Task: Apart from the images, every record below must be given again without alteration.

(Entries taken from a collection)
------------------------------------

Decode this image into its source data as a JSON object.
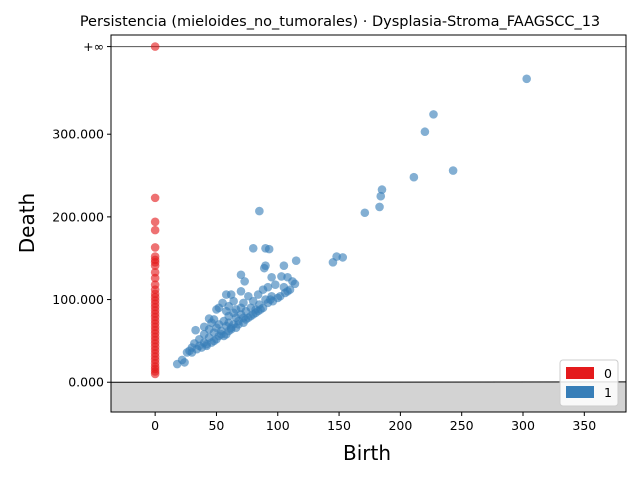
{
  "chart_data": {
    "type": "scatter",
    "title": "Persistencia (mieloides_no_tumorales) · Dysplasia-Stroma_FAAGSCC_13",
    "xlabel": "Birth",
    "ylabel": "Death",
    "xlim": [
      -36,
      384
    ],
    "ylim": [
      -36000,
      420000
    ],
    "x_ticks": [
      0,
      50,
      100,
      150,
      200,
      250,
      300,
      350
    ],
    "x_tick_labels": [
      "0",
      "50",
      "100",
      "150",
      "200",
      "250",
      "300",
      "350"
    ],
    "y_ticks": [
      0,
      100000,
      200000,
      300000
    ],
    "y_tick_labels": [
      "0.000",
      "100.000",
      "200.000",
      "300.000"
    ],
    "infinity_value": 406000,
    "infinity_label": "+∞",
    "legend_position": "lower-right",
    "diagonal": true,
    "series": [
      {
        "name": "0",
        "color": "#e41a1c",
        "points": [
          [
            0,
            406000
          ],
          [
            0,
            223000
          ],
          [
            0,
            194000
          ],
          [
            0,
            184000
          ],
          [
            0,
            163000
          ],
          [
            0,
            152000
          ],
          [
            0,
            148000
          ],
          [
            0,
            145000
          ],
          [
            0,
            141000
          ],
          [
            0,
            133000
          ],
          [
            0,
            126000
          ],
          [
            0,
            118000
          ],
          [
            0,
            112000
          ],
          [
            0,
            107000
          ],
          [
            0,
            103000
          ],
          [
            0,
            99000
          ],
          [
            0,
            95000
          ],
          [
            0,
            91000
          ],
          [
            0,
            87000
          ],
          [
            0,
            83000
          ],
          [
            0,
            79000
          ],
          [
            0,
            75000
          ],
          [
            0,
            71000
          ],
          [
            0,
            67000
          ],
          [
            0,
            63000
          ],
          [
            0,
            59000
          ],
          [
            0,
            55000
          ],
          [
            0,
            51000
          ],
          [
            0,
            47000
          ],
          [
            0,
            43000
          ],
          [
            0,
            39000
          ],
          [
            0,
            35000
          ],
          [
            0,
            31000
          ],
          [
            0,
            27000
          ],
          [
            0,
            23000
          ],
          [
            0,
            19000
          ],
          [
            0,
            16000
          ],
          [
            0,
            13000
          ],
          [
            0,
            10000
          ]
        ]
      },
      {
        "name": "1",
        "color": "#377eb8",
        "points": [
          [
            303,
            367000
          ],
          [
            227,
            324000
          ],
          [
            220,
            303000
          ],
          [
            243,
            256000
          ],
          [
            211,
            248000
          ],
          [
            185,
            233000
          ],
          [
            184,
            225000
          ],
          [
            183,
            212000
          ],
          [
            171,
            205000
          ],
          [
            85,
            207000
          ],
          [
            80,
            162000
          ],
          [
            90,
            162000
          ],
          [
            93,
            161000
          ],
          [
            148,
            152000
          ],
          [
            153,
            151000
          ],
          [
            145,
            145000
          ],
          [
            115,
            147000
          ],
          [
            89,
            138000
          ],
          [
            105,
            141000
          ],
          [
            70,
            130000
          ],
          [
            90,
            141000
          ],
          [
            95,
            127000
          ],
          [
            103,
            128000
          ],
          [
            73,
            122000
          ],
          [
            108,
            127000
          ],
          [
            112,
            122000
          ],
          [
            114,
            119000
          ],
          [
            98,
            118000
          ],
          [
            92,
            115000
          ],
          [
            105,
            115000
          ],
          [
            88,
            112000
          ],
          [
            108,
            110000
          ],
          [
            70,
            110000
          ],
          [
            62,
            106000
          ],
          [
            76,
            104000
          ],
          [
            58,
            106000
          ],
          [
            84,
            106000
          ],
          [
            95,
            104000
          ],
          [
            64,
            98000
          ],
          [
            55,
            96000
          ],
          [
            72,
            96000
          ],
          [
            80,
            98000
          ],
          [
            100,
            102000
          ],
          [
            90,
            100000
          ],
          [
            60,
            92000
          ],
          [
            70,
            90000
          ],
          [
            85,
            94000
          ],
          [
            50,
            88000
          ],
          [
            52,
            90000
          ],
          [
            66,
            88000
          ],
          [
            78,
            90000
          ],
          [
            44,
            77000
          ],
          [
            58,
            86000
          ],
          [
            74,
            86000
          ],
          [
            82,
            88000
          ],
          [
            48,
            76000
          ],
          [
            60,
            80000
          ],
          [
            64,
            84000
          ],
          [
            70,
            82000
          ],
          [
            46,
            72000
          ],
          [
            56,
            74000
          ],
          [
            66,
            78000
          ],
          [
            72,
            78000
          ],
          [
            40,
            67000
          ],
          [
            52,
            70000
          ],
          [
            60,
            72000
          ],
          [
            68,
            74000
          ],
          [
            33,
            63000
          ],
          [
            44,
            64000
          ],
          [
            50,
            66000
          ],
          [
            58,
            68000
          ],
          [
            64,
            70000
          ],
          [
            40,
            58000
          ],
          [
            48,
            60000
          ],
          [
            54,
            62000
          ],
          [
            62,
            64000
          ],
          [
            36,
            52000
          ],
          [
            44,
            54000
          ],
          [
            52,
            56000
          ],
          [
            58,
            58000
          ],
          [
            32,
            47000
          ],
          [
            40,
            48000
          ],
          [
            48,
            50000
          ],
          [
            30,
            42000
          ],
          [
            36,
            44000
          ],
          [
            42,
            46000
          ],
          [
            28,
            38000
          ],
          [
            34,
            40000
          ],
          [
            26,
            36000
          ],
          [
            30,
            36000
          ],
          [
            22,
            27000
          ],
          [
            18,
            22000
          ],
          [
            24,
            24000
          ],
          [
            46,
            48000
          ],
          [
            50,
            52000
          ],
          [
            56,
            56000
          ],
          [
            60,
            62000
          ],
          [
            66,
            66000
          ],
          [
            72,
            72000
          ],
          [
            76,
            78000
          ],
          [
            80,
            82000
          ],
          [
            86,
            88000
          ],
          [
            92,
            96000
          ],
          [
            96,
            98000
          ],
          [
            102,
            104000
          ],
          [
            106,
            108000
          ],
          [
            110,
            112000
          ],
          [
            68,
            70000
          ],
          [
            74,
            76000
          ],
          [
            84,
            86000
          ],
          [
            88,
            90000
          ],
          [
            38,
            42000
          ],
          [
            42,
            44000
          ],
          [
            54,
            58000
          ],
          [
            62,
            66000
          ],
          [
            94,
            100000
          ],
          [
            78,
            80000
          ],
          [
            82,
            84000
          ]
        ]
      }
    ]
  }
}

------------------------------------

Exercise output:
Decode this image into its source data as a JSON object.
{
  "chart_data": {
    "type": "scatter",
    "title": "Persistencia (mieloides_no_tumorales) · Dysplasia-Stroma_FAAGSCC_13",
    "xlabel": "Birth",
    "ylabel": "Death",
    "xlim": [
      -36,
      384
    ],
    "ylim": [
      -36000,
      420000
    ],
    "x_ticks": [
      0,
      50,
      100,
      150,
      200,
      250,
      300,
      350
    ],
    "x_tick_labels": [
      "0",
      "50",
      "100",
      "150",
      "200",
      "250",
      "300",
      "350"
    ],
    "y_ticks": [
      0,
      100000,
      200000,
      300000
    ],
    "y_tick_labels": [
      "0.000",
      "100.000",
      "200.000",
      "300.000"
    ],
    "infinity_value": 406000,
    "infinity_label": "+∞",
    "legend_position": "lower-right",
    "diagonal": true,
    "series": [
      {
        "name": "0",
        "color": "#e41a1c",
        "points": [
          [
            0,
            406000
          ],
          [
            0,
            223000
          ],
          [
            0,
            194000
          ],
          [
            0,
            184000
          ],
          [
            0,
            163000
          ],
          [
            0,
            152000
          ],
          [
            0,
            148000
          ],
          [
            0,
            145000
          ],
          [
            0,
            141000
          ],
          [
            0,
            133000
          ],
          [
            0,
            126000
          ],
          [
            0,
            118000
          ],
          [
            0,
            112000
          ],
          [
            0,
            107000
          ],
          [
            0,
            103000
          ],
          [
            0,
            99000
          ],
          [
            0,
            95000
          ],
          [
            0,
            91000
          ],
          [
            0,
            87000
          ],
          [
            0,
            83000
          ],
          [
            0,
            79000
          ],
          [
            0,
            75000
          ],
          [
            0,
            71000
          ],
          [
            0,
            67000
          ],
          [
            0,
            63000
          ],
          [
            0,
            59000
          ],
          [
            0,
            55000
          ],
          [
            0,
            51000
          ],
          [
            0,
            47000
          ],
          [
            0,
            43000
          ],
          [
            0,
            39000
          ],
          [
            0,
            35000
          ],
          [
            0,
            31000
          ],
          [
            0,
            27000
          ],
          [
            0,
            23000
          ],
          [
            0,
            19000
          ],
          [
            0,
            16000
          ],
          [
            0,
            13000
          ],
          [
            0,
            10000
          ]
        ]
      },
      {
        "name": "1",
        "color": "#377eb8",
        "points": [
          [
            303,
            367000
          ],
          [
            227,
            324000
          ],
          [
            220,
            303000
          ],
          [
            243,
            256000
          ],
          [
            211,
            248000
          ],
          [
            185,
            233000
          ],
          [
            184,
            225000
          ],
          [
            183,
            212000
          ],
          [
            171,
            205000
          ],
          [
            85,
            207000
          ],
          [
            80,
            162000
          ],
          [
            90,
            162000
          ],
          [
            93,
            161000
          ],
          [
            148,
            152000
          ],
          [
            153,
            151000
          ],
          [
            145,
            145000
          ],
          [
            115,
            147000
          ],
          [
            89,
            138000
          ],
          [
            105,
            141000
          ],
          [
            70,
            130000
          ],
          [
            90,
            141000
          ],
          [
            95,
            127000
          ],
          [
            103,
            128000
          ],
          [
            73,
            122000
          ],
          [
            108,
            127000
          ],
          [
            112,
            122000
          ],
          [
            114,
            119000
          ],
          [
            98,
            118000
          ],
          [
            92,
            115000
          ],
          [
            105,
            115000
          ],
          [
            88,
            112000
          ],
          [
            108,
            110000
          ],
          [
            70,
            110000
          ],
          [
            62,
            106000
          ],
          [
            76,
            104000
          ],
          [
            58,
            106000
          ],
          [
            84,
            106000
          ],
          [
            95,
            104000
          ],
          [
            64,
            98000
          ],
          [
            55,
            96000
          ],
          [
            72,
            96000
          ],
          [
            80,
            98000
          ],
          [
            100,
            102000
          ],
          [
            90,
            100000
          ],
          [
            60,
            92000
          ],
          [
            70,
            90000
          ],
          [
            85,
            94000
          ],
          [
            50,
            88000
          ],
          [
            52,
            90000
          ],
          [
            66,
            88000
          ],
          [
            78,
            90000
          ],
          [
            44,
            77000
          ],
          [
            58,
            86000
          ],
          [
            74,
            86000
          ],
          [
            82,
            88000
          ],
          [
            48,
            76000
          ],
          [
            60,
            80000
          ],
          [
            64,
            84000
          ],
          [
            70,
            82000
          ],
          [
            46,
            72000
          ],
          [
            56,
            74000
          ],
          [
            66,
            78000
          ],
          [
            72,
            78000
          ],
          [
            40,
            67000
          ],
          [
            52,
            70000
          ],
          [
            60,
            72000
          ],
          [
            68,
            74000
          ],
          [
            33,
            63000
          ],
          [
            44,
            64000
          ],
          [
            50,
            66000
          ],
          [
            58,
            68000
          ],
          [
            64,
            70000
          ],
          [
            40,
            58000
          ],
          [
            48,
            60000
          ],
          [
            54,
            62000
          ],
          [
            62,
            64000
          ],
          [
            36,
            52000
          ],
          [
            44,
            54000
          ],
          [
            52,
            56000
          ],
          [
            58,
            58000
          ],
          [
            32,
            47000
          ],
          [
            40,
            48000
          ],
          [
            48,
            50000
          ],
          [
            30,
            42000
          ],
          [
            36,
            44000
          ],
          [
            42,
            46000
          ],
          [
            28,
            38000
          ],
          [
            34,
            40000
          ],
          [
            26,
            36000
          ],
          [
            30,
            36000
          ],
          [
            22,
            27000
          ],
          [
            18,
            22000
          ],
          [
            24,
            24000
          ],
          [
            46,
            48000
          ],
          [
            50,
            52000
          ],
          [
            56,
            56000
          ],
          [
            60,
            62000
          ],
          [
            66,
            66000
          ],
          [
            72,
            72000
          ],
          [
            76,
            78000
          ],
          [
            80,
            82000
          ],
          [
            86,
            88000
          ],
          [
            92,
            96000
          ],
          [
            96,
            98000
          ],
          [
            102,
            104000
          ],
          [
            106,
            108000
          ],
          [
            110,
            112000
          ],
          [
            68,
            70000
          ],
          [
            74,
            76000
          ],
          [
            84,
            86000
          ],
          [
            88,
            90000
          ],
          [
            38,
            42000
          ],
          [
            42,
            44000
          ],
          [
            54,
            58000
          ],
          [
            62,
            66000
          ],
          [
            94,
            100000
          ],
          [
            78,
            80000
          ],
          [
            82,
            84000
          ]
        ]
      }
    ]
  }
}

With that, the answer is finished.